Requirement: Every entry that follows should be reproduced exactly.

Extracted material:
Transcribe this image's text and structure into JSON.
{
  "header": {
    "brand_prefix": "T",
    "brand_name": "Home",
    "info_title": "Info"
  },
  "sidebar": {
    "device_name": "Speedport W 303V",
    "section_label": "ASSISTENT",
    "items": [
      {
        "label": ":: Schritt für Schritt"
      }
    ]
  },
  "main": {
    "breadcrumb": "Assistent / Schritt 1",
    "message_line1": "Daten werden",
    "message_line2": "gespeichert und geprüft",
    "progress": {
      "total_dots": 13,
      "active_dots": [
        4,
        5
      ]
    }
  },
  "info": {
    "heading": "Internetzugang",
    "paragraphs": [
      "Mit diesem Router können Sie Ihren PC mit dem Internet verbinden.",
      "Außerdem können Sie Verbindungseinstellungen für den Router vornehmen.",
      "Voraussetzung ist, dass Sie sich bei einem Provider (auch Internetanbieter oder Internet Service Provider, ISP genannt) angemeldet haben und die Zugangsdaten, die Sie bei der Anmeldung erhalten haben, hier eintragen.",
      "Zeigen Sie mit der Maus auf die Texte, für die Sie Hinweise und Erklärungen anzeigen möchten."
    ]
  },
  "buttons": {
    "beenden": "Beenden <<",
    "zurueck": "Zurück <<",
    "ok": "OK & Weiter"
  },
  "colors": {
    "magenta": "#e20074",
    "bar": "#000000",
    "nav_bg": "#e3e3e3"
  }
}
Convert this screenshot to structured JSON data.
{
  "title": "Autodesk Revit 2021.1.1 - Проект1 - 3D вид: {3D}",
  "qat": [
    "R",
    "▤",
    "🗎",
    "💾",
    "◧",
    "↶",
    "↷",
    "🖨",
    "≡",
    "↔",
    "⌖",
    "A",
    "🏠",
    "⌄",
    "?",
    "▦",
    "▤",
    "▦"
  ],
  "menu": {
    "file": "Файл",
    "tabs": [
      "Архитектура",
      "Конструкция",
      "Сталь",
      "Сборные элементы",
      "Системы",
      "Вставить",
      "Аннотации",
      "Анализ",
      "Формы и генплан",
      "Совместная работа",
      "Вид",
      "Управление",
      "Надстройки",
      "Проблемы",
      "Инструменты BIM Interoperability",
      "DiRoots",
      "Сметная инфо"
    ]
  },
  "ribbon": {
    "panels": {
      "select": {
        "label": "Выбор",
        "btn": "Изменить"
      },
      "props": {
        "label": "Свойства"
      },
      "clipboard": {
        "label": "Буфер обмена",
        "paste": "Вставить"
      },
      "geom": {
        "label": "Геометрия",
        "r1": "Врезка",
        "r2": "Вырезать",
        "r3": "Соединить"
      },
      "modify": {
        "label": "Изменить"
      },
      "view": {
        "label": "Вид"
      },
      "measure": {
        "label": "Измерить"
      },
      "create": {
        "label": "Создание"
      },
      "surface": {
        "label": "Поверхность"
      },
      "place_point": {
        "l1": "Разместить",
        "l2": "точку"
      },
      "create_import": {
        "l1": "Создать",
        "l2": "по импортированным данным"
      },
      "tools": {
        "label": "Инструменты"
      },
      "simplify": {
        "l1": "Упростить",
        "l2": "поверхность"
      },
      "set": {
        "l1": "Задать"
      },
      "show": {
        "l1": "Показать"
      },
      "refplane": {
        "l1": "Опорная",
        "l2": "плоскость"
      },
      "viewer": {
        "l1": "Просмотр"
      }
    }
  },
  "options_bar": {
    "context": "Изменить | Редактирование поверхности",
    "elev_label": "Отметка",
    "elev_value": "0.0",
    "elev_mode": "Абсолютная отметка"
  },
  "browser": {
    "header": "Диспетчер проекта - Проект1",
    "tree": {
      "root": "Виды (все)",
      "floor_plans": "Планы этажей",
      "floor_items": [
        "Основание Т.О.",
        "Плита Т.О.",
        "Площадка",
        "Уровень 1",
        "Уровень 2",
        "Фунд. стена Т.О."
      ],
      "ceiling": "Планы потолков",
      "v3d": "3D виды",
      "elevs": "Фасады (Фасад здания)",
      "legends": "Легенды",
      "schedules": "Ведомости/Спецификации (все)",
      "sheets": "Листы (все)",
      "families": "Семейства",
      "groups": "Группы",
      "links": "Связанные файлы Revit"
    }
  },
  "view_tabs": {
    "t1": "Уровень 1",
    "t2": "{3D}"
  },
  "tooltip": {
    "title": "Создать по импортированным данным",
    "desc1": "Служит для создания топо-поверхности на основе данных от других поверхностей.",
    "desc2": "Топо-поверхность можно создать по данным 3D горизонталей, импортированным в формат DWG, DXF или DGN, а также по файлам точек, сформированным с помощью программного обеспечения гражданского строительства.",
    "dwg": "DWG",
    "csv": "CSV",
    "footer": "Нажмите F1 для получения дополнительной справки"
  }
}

Written solution:
Transcribe this image's text and structure into JSON.
{
  "header": {
    "brand_prefix": "T",
    "brand_name": "Home",
    "info_title": "Info"
  },
  "sidebar": {
    "device_name": "Speedport W 303V",
    "section_label": "ASSISTENT",
    "items": [
      {
        "label": ":: Schritt für Schritt"
      }
    ]
  },
  "main": {
    "breadcrumb": "Assistent / Schritt 1",
    "message_line1": "Daten werden",
    "message_line2": "gespeichert und geprüft",
    "progress": {
      "total_dots": 13,
      "active_dots": [
        4,
        5
      ]
    }
  },
  "info": {
    "heading": "Internetzugang",
    "paragraphs": [
      "Mit diesem Router können Sie Ihren PC mit dem Internet verbinden.",
      "Außerdem können Sie Verbindungseinstellungen für den Router vornehmen.",
      "Voraussetzung ist, dass Sie sich bei einem Provider (auch Internetanbieter oder Internet Service Provider, ISP genannt) angemeldet haben und die Zugangsdaten, die Sie bei der Anmeldung erhalten haben, hier eintragen.",
      "Zeigen Sie mit der Maus auf die Texte, für die Sie Hinweise und Erklärungen anzeigen möchten."
    ]
  },
  "buttons": {
    "beenden": "Beenden <<",
    "zurueck": "Zurück <<",
    "ok": "OK & Weiter"
  },
  "colors": {
    "magenta": "#e20074",
    "bar": "#000000",
    "nav_bg": "#e3e3e3"
  }
}
Convert this screenshot to structured JSON data.
{
  "title": "Autodesk Revit 2021.1.1 - Проект1 - 3D вид: {3D}",
  "qat": [
    "R",
    "▤",
    "🗎",
    "💾",
    "◧",
    "↶",
    "↷",
    "🖨",
    "≡",
    "↔",
    "⌖",
    "A",
    "🏠",
    "⌄",
    "?",
    "▦",
    "▤",
    "▦"
  ],
  "menu": {
    "file": "Файл",
    "tabs": [
      "Архитектура",
      "Конструкция",
      "Сталь",
      "Сборные элементы",
      "Системы",
      "Вставить",
      "Аннотации",
      "Анализ",
      "Формы и генплан",
      "Совместная работа",
      "Вид",
      "Управление",
      "Надстройки",
      "Проблемы",
      "Инструменты BIM Interoperability",
      "DiRoots",
      "Сметная инфо"
    ]
  },
  "ribbon": {
    "panels": {
      "select": {
        "label": "Выбор",
        "btn": "Изменить"
      },
      "props": {
        "label": "Свойства"
      },
      "clipboard": {
        "label": "Буфер обмена",
        "paste": "Вставить"
      },
      "geom": {
        "label": "Геометрия",
        "r1": "Врезка",
        "r2": "Вырезать",
        "r3": "Соединить"
      },
      "modify": {
        "label": "Изменить"
      },
      "view": {
        "label": "Вид"
      },
      "measure": {
        "label": "Измерить"
      },
      "create": {
        "label": "Создание"
      },
      "surface": {
        "label": "Поверхность"
      },
      "place_point": {
        "l1": "Разместить",
        "l2": "точку"
      },
      "create_import": {
        "l1": "Создать",
        "l2": "по импортированным данным"
      },
      "tools": {
        "label": "Инструменты"
      },
      "simplify": {
        "l1": "Упростить",
        "l2": "поверхность"
      },
      "set": {
        "l1": "Задать"
      },
      "show": {
        "l1": "Показать"
      },
      "refplane": {
        "l1": "Опорная",
        "l2": "плоскость"
      },
      "viewer": {
        "l1": "Просмотр"
      }
    }
  },
  "options_bar": {
    "context": "Изменить | Редактирование поверхности",
    "elev_label": "Отметка",
    "elev_value": "0.0",
    "elev_mode": "Абсолютная отметка"
  },
  "browser": {
    "header": "Диспетчер проекта - Проект1",
    "tree": {
      "root": "Виды (все)",
      "floor_plans": "Планы этажей",
      "floor_items": [
        "Основание Т.О.",
        "Плита Т.О.",
        "Площадка",
        "Уровень 1",
        "Уровень 2",
        "Фунд. стена Т.О."
      ],
      "ceiling": "Планы потолков",
      "v3d": "3D виды",
      "elevs": "Фасады (Фасад здания)",
      "legends": "Легенды",
      "schedules": "Ведомости/Спецификации (все)",
      "sheets": "Листы (все)",
      "families": "Семейства",
      "groups": "Группы",
      "links": "Связанные файлы Revit"
    }
  },
  "view_tabs": {
    "t1": "Уровень 1",
    "t2": "{3D}"
  },
  "tooltip": {
    "title": "Создать по импортированным данным",
    "desc1": "Служит для создания топо-поверхности на основе данных от других поверхностей.",
    "desc2": "Топо-поверхность можно создать по данным 3D горизонталей, импортированным в формат DWG, DXF или DGN, а также по файлам точек, сформированным с помощью программного обеспечения гражданского строительства.",
    "dwg": "DWG",
    "csv": "CSV",
    "footer": "Нажмите F1 для получения дополнительной справки"
  }
}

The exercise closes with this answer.